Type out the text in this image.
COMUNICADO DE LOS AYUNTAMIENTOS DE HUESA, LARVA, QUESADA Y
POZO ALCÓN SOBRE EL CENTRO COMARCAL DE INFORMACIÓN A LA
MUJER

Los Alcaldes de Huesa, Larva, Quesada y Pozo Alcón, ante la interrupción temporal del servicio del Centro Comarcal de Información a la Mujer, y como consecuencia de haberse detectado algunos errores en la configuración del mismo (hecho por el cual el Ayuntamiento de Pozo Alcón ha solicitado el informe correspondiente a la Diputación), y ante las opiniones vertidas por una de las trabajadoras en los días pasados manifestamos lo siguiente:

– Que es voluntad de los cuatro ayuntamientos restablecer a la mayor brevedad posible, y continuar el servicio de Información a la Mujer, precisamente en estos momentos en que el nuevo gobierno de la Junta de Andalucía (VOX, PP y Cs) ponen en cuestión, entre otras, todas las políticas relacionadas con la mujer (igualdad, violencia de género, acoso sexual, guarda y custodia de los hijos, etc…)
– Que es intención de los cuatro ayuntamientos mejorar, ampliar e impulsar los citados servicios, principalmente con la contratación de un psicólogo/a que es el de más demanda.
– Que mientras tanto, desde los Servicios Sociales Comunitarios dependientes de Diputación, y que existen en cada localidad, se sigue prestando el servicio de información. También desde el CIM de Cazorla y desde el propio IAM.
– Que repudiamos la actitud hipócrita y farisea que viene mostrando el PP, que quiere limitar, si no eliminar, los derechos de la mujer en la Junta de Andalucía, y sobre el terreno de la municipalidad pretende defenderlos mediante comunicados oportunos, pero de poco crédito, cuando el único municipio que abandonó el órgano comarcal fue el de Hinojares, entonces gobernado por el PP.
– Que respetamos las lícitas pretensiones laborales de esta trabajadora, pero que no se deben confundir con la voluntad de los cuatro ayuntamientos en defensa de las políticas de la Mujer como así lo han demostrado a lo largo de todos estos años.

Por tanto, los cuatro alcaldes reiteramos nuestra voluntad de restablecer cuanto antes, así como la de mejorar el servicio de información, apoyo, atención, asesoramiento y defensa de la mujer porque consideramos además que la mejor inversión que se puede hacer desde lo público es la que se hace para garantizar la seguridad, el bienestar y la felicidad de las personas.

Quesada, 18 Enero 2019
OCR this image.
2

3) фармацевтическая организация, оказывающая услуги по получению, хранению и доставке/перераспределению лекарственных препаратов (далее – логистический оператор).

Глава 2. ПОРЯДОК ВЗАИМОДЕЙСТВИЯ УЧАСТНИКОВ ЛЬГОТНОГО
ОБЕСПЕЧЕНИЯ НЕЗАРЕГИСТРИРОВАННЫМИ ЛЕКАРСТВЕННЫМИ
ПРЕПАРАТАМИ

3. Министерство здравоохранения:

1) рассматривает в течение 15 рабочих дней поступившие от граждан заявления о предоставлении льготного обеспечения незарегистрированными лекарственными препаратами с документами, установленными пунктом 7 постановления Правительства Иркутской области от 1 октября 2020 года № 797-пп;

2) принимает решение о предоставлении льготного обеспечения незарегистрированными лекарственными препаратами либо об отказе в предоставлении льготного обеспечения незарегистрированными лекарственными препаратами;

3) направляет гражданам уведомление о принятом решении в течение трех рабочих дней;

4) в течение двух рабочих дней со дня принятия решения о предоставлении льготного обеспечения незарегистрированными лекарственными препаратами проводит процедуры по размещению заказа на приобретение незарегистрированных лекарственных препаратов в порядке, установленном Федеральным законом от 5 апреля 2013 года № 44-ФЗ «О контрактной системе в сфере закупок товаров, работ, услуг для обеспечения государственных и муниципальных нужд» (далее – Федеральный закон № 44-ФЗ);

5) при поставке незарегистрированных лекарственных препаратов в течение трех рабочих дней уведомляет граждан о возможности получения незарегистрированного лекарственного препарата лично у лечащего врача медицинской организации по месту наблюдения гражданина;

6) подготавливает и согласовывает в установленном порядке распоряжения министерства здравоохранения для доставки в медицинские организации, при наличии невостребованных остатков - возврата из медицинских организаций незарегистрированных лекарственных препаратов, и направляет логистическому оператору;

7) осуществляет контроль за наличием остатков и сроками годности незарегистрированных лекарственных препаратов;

□ □ □ □ □

Problem requirements → Write out the entries above word for word.

Solution to this problem →
Type out the text in this image.
COMUNICADO DE LOS AYUNTAMIENTOS DE HUESA, LARVA, QUESADA Y
POZO ALCÓN SOBRE EL CENTRO COMARCAL DE INFORMACIÓN A LA
MUJER

Los Alcaldes de Huesa, Larva, Quesada y Pozo Alcón, ante la interrupción temporal del servicio del Centro Comarcal de Información a la Mujer, y como consecuencia de haberse detectado algunos errores en la configuración del mismo (hecho por el cual el Ayuntamiento de Pozo Alcón ha solicitado el informe correspondiente a la Diputación), y ante las opiniones vertidas por una de las trabajadoras en los días pasados manifestamos lo siguiente:

– Que es voluntad de los cuatro ayuntamientos restablecer a la mayor brevedad posible, y continuar el servicio de Información a la Mujer, precisamente en estos momentos en que el nuevo gobierno de la Junta de Andalucía (VOX, PP y Cs) ponen en cuestión, entre otras, todas las políticas relacionadas con la mujer (igualdad, violencia de género, acoso sexual, guarda y custodia de los hijos, etc…)
– Que es intención de los cuatro ayuntamientos mejorar, ampliar e impulsar los citados servicios, principalmente con la contratación de un psicólogo/a que es el de más demanda.
– Que mientras tanto, desde los Servicios Sociales Comunitarios dependientes de Diputación, y que existen en cada localidad, se sigue prestando el servicio de información. También desde el CIM de Cazorla y desde el propio IAM.
– Que repudiamos la actitud hipócrita y farisea que viene mostrando el PP, que quiere limitar, si no eliminar, los derechos de la mujer en la Junta de Andalucía, y sobre el terreno de la municipalidad pretende defenderlos mediante comunicados oportunos, pero de poco crédito, cuando el único municipio que abandonó el órgano comarcal fue el de Hinojares, entonces gobernado por el PP.
– Que respetamos las lícitas pretensiones laborales de esta trabajadora, pero que no se deben confundir con la voluntad de los cuatro ayuntamientos en defensa de las políticas de la Mujer como así lo han demostrado a lo largo de todos estos años.

Por tanto, los cuatro alcaldes reiteramos nuestra voluntad de restablecer cuanto antes, así como la de mejorar el servicio de información, apoyo, atención, asesoramiento y defensa de la mujer porque consideramos además que la mejor inversión que se puede hacer desde lo público es la que se hace para garantizar la seguridad, el bienestar y la felicidad de las personas.

Quesada, 18 Enero 2019
OCR this image.
2

3) фармацевтическая организация, оказывающая услуги по получению, хранению и доставке/перераспределению лекарственных препаратов (далее – логистический оператор).

Глава 2. ПОРЯДОК ВЗАИМОДЕЙСТВИЯ УЧАСТНИКОВ ЛЬГОТНОГО
ОБЕСПЕЧЕНИЯ НЕЗАРЕГИСТРИРОВАННЫМИ ЛЕКАРСТВЕННЫМИ
ПРЕПАРАТАМИ

3. Министерство здравоохранения:

1) рассматривает в течение 15 рабочих дней поступившие от граждан заявления о предоставлении льготного обеспечения незарегистрированными лекарственными препаратами с документами, установленными пунктом 7 постановления Правительства Иркутской области от 1 октября 2020 года № 797-пп;

2) принимает решение о предоставлении льготного обеспечения незарегистрированными лекарственными препаратами либо об отказе в предоставлении льготного обеспечения незарегистрированными лекарственными препаратами;

3) направляет гражданам уведомление о принятом решении в течение трех рабочих дней;

4) в течение двух рабочих дней со дня принятия решения о предоставлении льготного обеспечения незарегистрированными лекарственными препаратами проводит процедуры по размещению заказа на приобретение незарегистрированных лекарственных препаратов в порядке, установленном Федеральным законом от 5 апреля 2013 года № 44-ФЗ «О контрактной системе в сфере закупок товаров, работ, услуг для обеспечения государственных и муниципальных нужд» (далее – Федеральный закон № 44-ФЗ);

5) при поставке незарегистрированных лекарственных препаратов в течение трех рабочих дней уведомляет граждан о возможности получения незарегистрированного лекарственного препарата лично у лечащего врача медицинской организации по месту наблюдения гражданина;

6) подготавливает и согласовывает в установленном порядке распоряжения министерства здравоохранения для доставки в медицинские организации, при наличии невостребованных остатков - возврата из медицинских организаций незарегистрированных лекарственных препаратов, и направляет логистическому оператору;

7) осуществляет контроль за наличием остатков и сроками годности незарегистрированных лекарственных препаратов;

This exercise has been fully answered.